▶ WRITTEN INSTRUCTION:
Tally how many lines hold the string "color". Your reply should be that number alone.

--- Start of RECORD LIST ---

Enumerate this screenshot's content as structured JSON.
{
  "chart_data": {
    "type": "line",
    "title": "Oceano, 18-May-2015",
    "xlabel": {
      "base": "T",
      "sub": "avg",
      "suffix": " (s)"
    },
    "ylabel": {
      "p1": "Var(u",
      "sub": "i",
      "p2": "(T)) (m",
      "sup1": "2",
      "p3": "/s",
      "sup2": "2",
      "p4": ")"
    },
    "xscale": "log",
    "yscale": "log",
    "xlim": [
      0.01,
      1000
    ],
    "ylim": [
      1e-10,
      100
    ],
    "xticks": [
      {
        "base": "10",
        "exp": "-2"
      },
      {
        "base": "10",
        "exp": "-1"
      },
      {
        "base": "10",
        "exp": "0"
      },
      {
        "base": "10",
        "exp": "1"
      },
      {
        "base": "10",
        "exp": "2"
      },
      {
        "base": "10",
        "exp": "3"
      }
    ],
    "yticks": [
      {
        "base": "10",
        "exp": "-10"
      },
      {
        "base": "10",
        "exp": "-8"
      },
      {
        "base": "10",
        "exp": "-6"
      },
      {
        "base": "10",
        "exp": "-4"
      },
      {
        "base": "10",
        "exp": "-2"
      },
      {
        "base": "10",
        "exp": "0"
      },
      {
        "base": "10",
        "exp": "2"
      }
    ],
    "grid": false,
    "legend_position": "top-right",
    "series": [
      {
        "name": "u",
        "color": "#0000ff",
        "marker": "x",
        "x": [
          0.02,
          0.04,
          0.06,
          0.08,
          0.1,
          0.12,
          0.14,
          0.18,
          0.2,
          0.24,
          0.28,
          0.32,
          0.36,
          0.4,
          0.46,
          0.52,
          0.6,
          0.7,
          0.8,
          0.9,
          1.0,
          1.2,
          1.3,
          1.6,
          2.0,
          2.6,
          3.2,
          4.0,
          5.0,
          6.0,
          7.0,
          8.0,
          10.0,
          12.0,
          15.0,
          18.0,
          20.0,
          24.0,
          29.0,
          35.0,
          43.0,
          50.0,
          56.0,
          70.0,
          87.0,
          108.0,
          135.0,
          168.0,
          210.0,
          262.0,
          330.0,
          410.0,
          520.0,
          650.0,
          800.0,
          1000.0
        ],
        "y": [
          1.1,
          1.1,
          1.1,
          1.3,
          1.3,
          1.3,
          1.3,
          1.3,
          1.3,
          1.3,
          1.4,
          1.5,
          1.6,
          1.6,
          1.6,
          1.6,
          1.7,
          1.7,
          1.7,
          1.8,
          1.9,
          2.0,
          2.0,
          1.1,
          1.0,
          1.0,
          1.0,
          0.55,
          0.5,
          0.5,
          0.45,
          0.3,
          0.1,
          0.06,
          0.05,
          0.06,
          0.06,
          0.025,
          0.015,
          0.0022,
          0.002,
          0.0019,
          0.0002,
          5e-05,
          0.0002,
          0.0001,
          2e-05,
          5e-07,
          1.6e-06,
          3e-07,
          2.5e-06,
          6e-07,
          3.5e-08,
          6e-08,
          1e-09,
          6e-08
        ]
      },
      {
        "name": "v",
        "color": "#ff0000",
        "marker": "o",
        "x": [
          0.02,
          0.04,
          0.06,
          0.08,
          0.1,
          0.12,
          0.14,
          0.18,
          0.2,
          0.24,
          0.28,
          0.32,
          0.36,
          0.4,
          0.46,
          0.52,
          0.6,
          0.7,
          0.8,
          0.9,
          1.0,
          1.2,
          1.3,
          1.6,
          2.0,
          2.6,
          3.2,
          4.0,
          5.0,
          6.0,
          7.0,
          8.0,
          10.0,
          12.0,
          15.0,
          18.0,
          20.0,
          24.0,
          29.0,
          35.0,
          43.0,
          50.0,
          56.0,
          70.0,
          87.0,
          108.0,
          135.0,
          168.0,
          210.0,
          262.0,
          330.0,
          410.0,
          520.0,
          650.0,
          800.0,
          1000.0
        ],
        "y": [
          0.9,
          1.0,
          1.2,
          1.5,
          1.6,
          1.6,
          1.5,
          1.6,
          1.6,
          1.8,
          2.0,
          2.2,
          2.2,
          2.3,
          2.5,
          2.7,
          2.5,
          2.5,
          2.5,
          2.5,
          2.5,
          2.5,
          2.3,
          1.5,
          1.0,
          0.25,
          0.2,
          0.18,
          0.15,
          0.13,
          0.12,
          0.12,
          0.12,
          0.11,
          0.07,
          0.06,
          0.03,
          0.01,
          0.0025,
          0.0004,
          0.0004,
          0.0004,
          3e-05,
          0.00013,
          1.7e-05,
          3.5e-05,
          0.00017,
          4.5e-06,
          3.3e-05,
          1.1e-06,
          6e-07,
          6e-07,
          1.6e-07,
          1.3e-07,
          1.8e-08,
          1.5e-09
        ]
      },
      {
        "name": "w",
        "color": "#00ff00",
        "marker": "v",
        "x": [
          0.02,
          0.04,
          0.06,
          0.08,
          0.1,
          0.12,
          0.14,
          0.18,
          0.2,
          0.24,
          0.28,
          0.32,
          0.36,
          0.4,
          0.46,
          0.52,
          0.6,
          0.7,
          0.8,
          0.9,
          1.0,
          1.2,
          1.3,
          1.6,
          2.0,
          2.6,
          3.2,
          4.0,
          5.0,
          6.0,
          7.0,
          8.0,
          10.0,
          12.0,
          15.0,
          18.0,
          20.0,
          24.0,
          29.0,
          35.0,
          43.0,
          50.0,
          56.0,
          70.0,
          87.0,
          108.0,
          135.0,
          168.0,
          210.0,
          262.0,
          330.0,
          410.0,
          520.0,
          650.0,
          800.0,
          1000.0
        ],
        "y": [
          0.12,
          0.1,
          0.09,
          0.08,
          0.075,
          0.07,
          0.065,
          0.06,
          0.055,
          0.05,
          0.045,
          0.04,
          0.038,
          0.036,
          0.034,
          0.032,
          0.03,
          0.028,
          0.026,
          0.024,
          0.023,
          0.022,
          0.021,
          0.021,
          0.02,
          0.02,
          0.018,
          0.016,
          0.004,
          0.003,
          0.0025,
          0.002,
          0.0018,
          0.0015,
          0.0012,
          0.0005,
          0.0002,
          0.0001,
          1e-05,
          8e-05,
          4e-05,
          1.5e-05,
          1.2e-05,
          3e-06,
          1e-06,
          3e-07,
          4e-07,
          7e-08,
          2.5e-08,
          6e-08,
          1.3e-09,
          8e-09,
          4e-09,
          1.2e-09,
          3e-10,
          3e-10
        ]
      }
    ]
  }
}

--- End of RECORD LIST ---

▶ REPLY:
3